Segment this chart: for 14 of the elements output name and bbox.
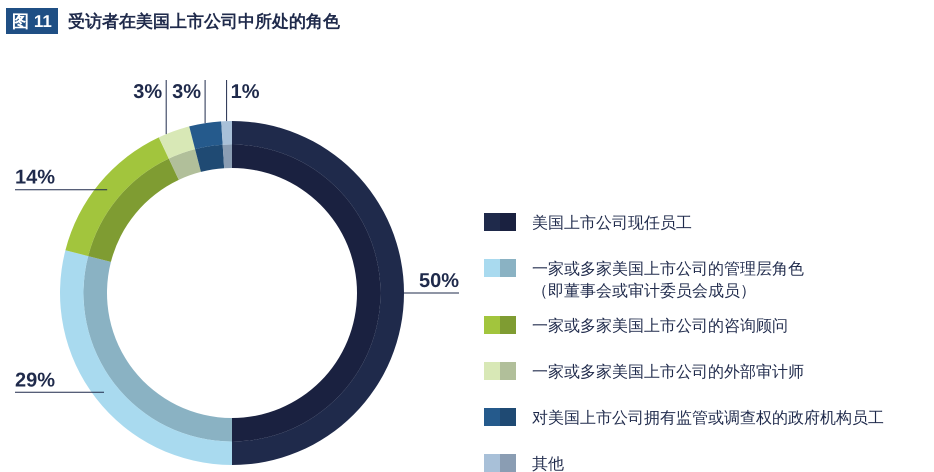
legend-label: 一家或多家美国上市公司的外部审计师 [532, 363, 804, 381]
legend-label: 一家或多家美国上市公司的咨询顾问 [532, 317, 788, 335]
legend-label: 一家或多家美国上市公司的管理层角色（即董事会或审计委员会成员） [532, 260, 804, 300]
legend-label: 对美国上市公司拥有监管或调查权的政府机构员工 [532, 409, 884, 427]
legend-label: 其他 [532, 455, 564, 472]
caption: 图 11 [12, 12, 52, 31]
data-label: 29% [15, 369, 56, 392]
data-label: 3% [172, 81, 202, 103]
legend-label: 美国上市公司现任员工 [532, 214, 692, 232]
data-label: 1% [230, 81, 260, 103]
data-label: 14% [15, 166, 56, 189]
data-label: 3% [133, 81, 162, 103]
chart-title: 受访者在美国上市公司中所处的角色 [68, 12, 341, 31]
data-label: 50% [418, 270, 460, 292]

-- -- --

**Exercise aim**
Give every line of the data above as a numbered list, leaving out blank lines. Leave the pictures out of your answer.

**Exercise result**
1. Segment this chart: for 14 of the elements output name and bbox.
2. legend-label: 一家或多家美国上市公司的外部审计师 [532, 363, 804, 381]
3. legend-label: 一家或多家美国上市公司的咨询顾问 [532, 317, 788, 335]
4. legend-label: 一家或多家美国上市公司的管理层角色（即董事会或审计委员会成员） [532, 260, 804, 300]
5. legend-label: 对美国上市公司拥有监管或调查权的政府机构员工 [532, 409, 884, 427]
6. legend-label: 其他 [532, 455, 564, 472]
7. caption: 图 11 [12, 12, 52, 31]
8. data-label: 29% [15, 369, 56, 392]
9. data-label: 3% [172, 81, 202, 103]
10. legend-label: 美国上市公司现任员工 [532, 214, 692, 232]
11. data-label: 1% [230, 81, 260, 103]
12. data-label: 14% [15, 166, 56, 189]
13. data-label: 3% [133, 81, 162, 103]
14. chart-title: 受访者在美国上市公司中所处的角色 [68, 12, 341, 31]
15. data-label: 50% [418, 270, 460, 292]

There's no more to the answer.